(Data listing)

- - - -

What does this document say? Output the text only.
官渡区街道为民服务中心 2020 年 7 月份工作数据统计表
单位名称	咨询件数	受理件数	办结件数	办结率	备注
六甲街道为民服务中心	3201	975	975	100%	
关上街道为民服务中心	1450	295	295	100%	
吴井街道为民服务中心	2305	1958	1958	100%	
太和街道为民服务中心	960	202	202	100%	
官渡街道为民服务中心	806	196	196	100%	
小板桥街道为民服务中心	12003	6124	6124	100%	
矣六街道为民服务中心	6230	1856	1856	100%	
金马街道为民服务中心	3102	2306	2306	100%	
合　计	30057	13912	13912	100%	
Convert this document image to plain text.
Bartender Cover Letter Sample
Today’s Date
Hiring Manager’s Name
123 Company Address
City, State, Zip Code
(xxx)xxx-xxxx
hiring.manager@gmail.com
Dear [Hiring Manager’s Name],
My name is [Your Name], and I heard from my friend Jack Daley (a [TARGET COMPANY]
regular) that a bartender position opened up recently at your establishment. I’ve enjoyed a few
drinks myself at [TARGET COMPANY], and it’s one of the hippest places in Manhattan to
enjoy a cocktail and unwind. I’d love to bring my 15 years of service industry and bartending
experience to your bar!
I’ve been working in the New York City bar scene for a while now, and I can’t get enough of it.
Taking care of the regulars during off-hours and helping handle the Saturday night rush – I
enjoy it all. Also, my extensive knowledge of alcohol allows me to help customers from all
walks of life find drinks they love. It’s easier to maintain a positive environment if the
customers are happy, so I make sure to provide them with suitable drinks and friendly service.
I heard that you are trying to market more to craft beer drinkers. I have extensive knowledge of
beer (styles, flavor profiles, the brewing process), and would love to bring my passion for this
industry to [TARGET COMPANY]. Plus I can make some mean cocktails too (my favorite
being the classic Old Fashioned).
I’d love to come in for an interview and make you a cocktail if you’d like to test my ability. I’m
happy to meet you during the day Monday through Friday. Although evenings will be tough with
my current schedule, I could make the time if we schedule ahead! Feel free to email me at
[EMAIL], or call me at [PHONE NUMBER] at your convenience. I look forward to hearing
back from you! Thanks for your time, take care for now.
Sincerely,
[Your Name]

- - - -

> The exercise
Print the whole listing exactly as it is.

> Full solution
What does this document say? Output the text only.
官渡区街道为民服务中心 2020 年 7 月份工作数据统计表
单位名称	咨询件数	受理件数	办结件数	办结率	备注
六甲街道为民服务中心	3201	975	975	100%	
关上街道为民服务中心	1450	295	295	100%	
吴井街道为民服务中心	2305	1958	1958	100%	
太和街道为民服务中心	960	202	202	100%	
官渡街道为民服务中心	806	196	196	100%	
小板桥街道为民服务中心	12003	6124	6124	100%	
矣六街道为民服务中心	6230	1856	1856	100%	
金马街道为民服务中心	3102	2306	2306	100%	
合　计	30057	13912	13912	100%	
Convert this document image to plain text.
Bartender Cover Letter Sample
Today’s Date
Hiring Manager’s Name
123 Company Address
City, State, Zip Code
(xxx)xxx-xxxx
hiring.manager@gmail.com
Dear [Hiring Manager’s Name],
My name is [Your Name], and I heard from my friend Jack Daley (a [TARGET COMPANY]
regular) that a bartender position opened up recently at your establishment. I’ve enjoyed a few
drinks myself at [TARGET COMPANY], and it’s one of the hippest places in Manhattan to
enjoy a cocktail and unwind. I’d love to bring my 15 years of service industry and bartending
experience to your bar!
I’ve been working in the New York City bar scene for a while now, and I can’t get enough of it.
Taking care of the regulars during off-hours and helping handle the Saturday night rush – I
enjoy it all. Also, my extensive knowledge of alcohol allows me to help customers from all
walks of life find drinks they love. It’s easier to maintain a positive environment if the
customers are happy, so I make sure to provide them with suitable drinks and friendly service.
I heard that you are trying to market more to craft beer drinkers. I have extensive knowledge of
beer (styles, flavor profiles, the brewing process), and would love to bring my passion for this
industry to [TARGET COMPANY]. Plus I can make some mean cocktails too (my favorite
being the classic Old Fashioned).
I’d love to come in for an interview and make you a cocktail if you’d like to test my ability. I’m
happy to meet you during the day Monday through Friday. Although evenings will be tough with
my current schedule, I could make the time if we schedule ahead! Feel free to email me at
[EMAIL], or call me at [PHONE NUMBER] at your convenience. I look forward to hearing
back from you! Thanks for your time, take care for now.
Sincerely,
[Your Name]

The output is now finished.